* Page excerpt:
━━━━━━━━━━━━━━━━

On March 15, 2016, the US Centers for Disease Control and Prevention (CDC) released its Guideline for Prescribing Opioids for Chronic Pain in primary care settings. The guideline specifically excludes people with cancer-related pain and those receiving palliative and hospice care. CDC justified the development and issuance of this guideline by pointing to sharp increases over the past decade in fatal overdoses involving prescription opioid analgesics.
The American Academy of Pain Management (the Academy) was privileged to serve as a member of the stakeholder review group that was convened to evaluate the initial draft guideline (see our initial comments), and similarly provided extensive comments during a subsequent public open comment period, along with more than 4,000 other commenters. While we are grateful to have been afforded these review opportunities, we are saddened by the apparent lack of response by CDC to comments submitted by the Academy and numerous other pain management organizations and advocates.
Our review of the twelve recommendations included in each of the three drafts reveals that few meaningful changes took place despite more than 5,000 comments across all the comment periods. In at least one case (recommendation #7, related to acute pain), recommendations actually may have improved and then reverted to a less desirable version (see #2 below).
We remain concerned about a number of issues in this guideline, most notably, the following:
1. The guideline states that people treated with opioid analgesics should show improvement in BOTH pain AND function, in order to continue opioid therapy. Pain management clinicians recognize the fallacy in this recommendation, namely, that some people with chronic pain may improve in one of these two (modestly correlated) measures, but not in the other; while for others, stabilizing their levels of pain and function may be the best that can be expected. Our preference was to tie continuation of opioid therapy to documented progress toward goals of care that were mutually pre-determined by the clinician and the person with pain.
2. The final guideline recommends that, for acute pain of all types, three days of opioid therapy should be sufficient, and more than seven days will rarely be necessary. From the Academy’s point of view, this final recommendation is inferior to the version contained in CDC’s second draft, which specified that this refers to “nontraumatic pain not related to major surgery.” Absent this qualification, CDC’s final recommendation suggests that 3-7 days of opioid therapy should be sufficient for all acute pain, regardless of its nature. A minor back muscle spasm that resolves on its own in a day or two, a broken femur, a severe burn, and all manner of postoperative pain thus are lumped together in the final recommendation. Pain management clinicians know there is wide variability in the severity and duration of acute pain, and that the duration of therapy needs to be tied to each patient’s individual experience.
3. Throughout the guideline process, CDC has suggested that prescribers exercise additional caution when opioid doses rise above 50 mg per day in morphine-equivalent dosing, and that prescribers should rarely prescribe more than 90 mg in morphine equivalent doses per day. The Academy commented extensively on these arbitrary threshold numbers, out of concern that they may prevent some people with pain from receiving adequate doses of opioids when those doses may be beneficial. While the numbers themselves are not especially draconian, the Academy’s concern has been that many primary care clinicians may interpret these thresholds as ceiling doses, an issue about which we have written before.

━━━━━━━━━━━━━━━━

* What the task requires:
Decide whether each statement below agrees with the text on the CDC opioid guideline. Answer yes or no for each, and quote the words from the text that settle it.
1. The guideline applies to people receiving hospice care.
2. The Academy would have preferred to tie continued opioid therapy to progress toward goals that the clinician and the person with pain set together in advance.
3. The Academy considers the 50 mg and 90 mg morphine-equivalent numbers themselves especially draconian.

* Data under study:
━━━━━━━━━━━━━━━━

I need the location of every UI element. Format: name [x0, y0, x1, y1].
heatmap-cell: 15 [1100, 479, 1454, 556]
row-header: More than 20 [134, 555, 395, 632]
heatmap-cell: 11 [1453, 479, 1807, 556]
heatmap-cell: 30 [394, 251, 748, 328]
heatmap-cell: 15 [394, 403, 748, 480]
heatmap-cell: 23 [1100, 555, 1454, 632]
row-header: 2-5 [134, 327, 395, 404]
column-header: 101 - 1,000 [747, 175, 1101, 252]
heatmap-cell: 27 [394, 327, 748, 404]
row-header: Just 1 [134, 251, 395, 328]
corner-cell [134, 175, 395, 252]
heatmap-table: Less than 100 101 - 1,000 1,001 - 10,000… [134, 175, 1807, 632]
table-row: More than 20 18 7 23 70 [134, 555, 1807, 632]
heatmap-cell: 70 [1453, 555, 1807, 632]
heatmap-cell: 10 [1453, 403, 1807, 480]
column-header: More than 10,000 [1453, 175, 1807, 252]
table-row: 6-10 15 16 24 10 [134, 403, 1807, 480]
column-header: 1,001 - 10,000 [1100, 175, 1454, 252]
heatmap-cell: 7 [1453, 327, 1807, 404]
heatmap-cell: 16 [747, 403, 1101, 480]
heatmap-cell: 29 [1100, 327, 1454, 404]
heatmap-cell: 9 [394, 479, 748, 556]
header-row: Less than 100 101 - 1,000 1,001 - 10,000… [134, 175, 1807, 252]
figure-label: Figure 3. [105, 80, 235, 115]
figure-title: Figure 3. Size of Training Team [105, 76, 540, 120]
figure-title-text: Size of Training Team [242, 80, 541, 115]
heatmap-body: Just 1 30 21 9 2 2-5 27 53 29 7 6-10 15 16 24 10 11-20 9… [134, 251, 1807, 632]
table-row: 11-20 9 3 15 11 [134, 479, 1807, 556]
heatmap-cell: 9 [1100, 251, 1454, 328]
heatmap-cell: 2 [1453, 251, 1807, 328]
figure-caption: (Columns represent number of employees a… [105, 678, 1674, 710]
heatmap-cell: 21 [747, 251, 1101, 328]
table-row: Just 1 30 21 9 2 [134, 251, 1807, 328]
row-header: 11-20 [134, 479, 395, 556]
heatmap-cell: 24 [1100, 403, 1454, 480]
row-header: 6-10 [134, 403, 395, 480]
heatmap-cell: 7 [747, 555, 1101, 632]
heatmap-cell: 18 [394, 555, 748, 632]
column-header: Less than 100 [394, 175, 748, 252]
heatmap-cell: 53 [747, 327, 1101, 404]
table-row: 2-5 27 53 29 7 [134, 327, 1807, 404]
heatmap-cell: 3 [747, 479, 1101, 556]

━━━━━━━━━━━━━━━━

* Answer area:
1. No: "The guideline specifically excludes people with cancer-related pain and those receiving palliative and hospice care."
2. Yes: "Our preference was to tie continuation of opioid therapy to documented progress toward goals of care that were mutually pre-determined by the clinician and the person with pain."
3. No: "While the numbers themselves are not especially draconian"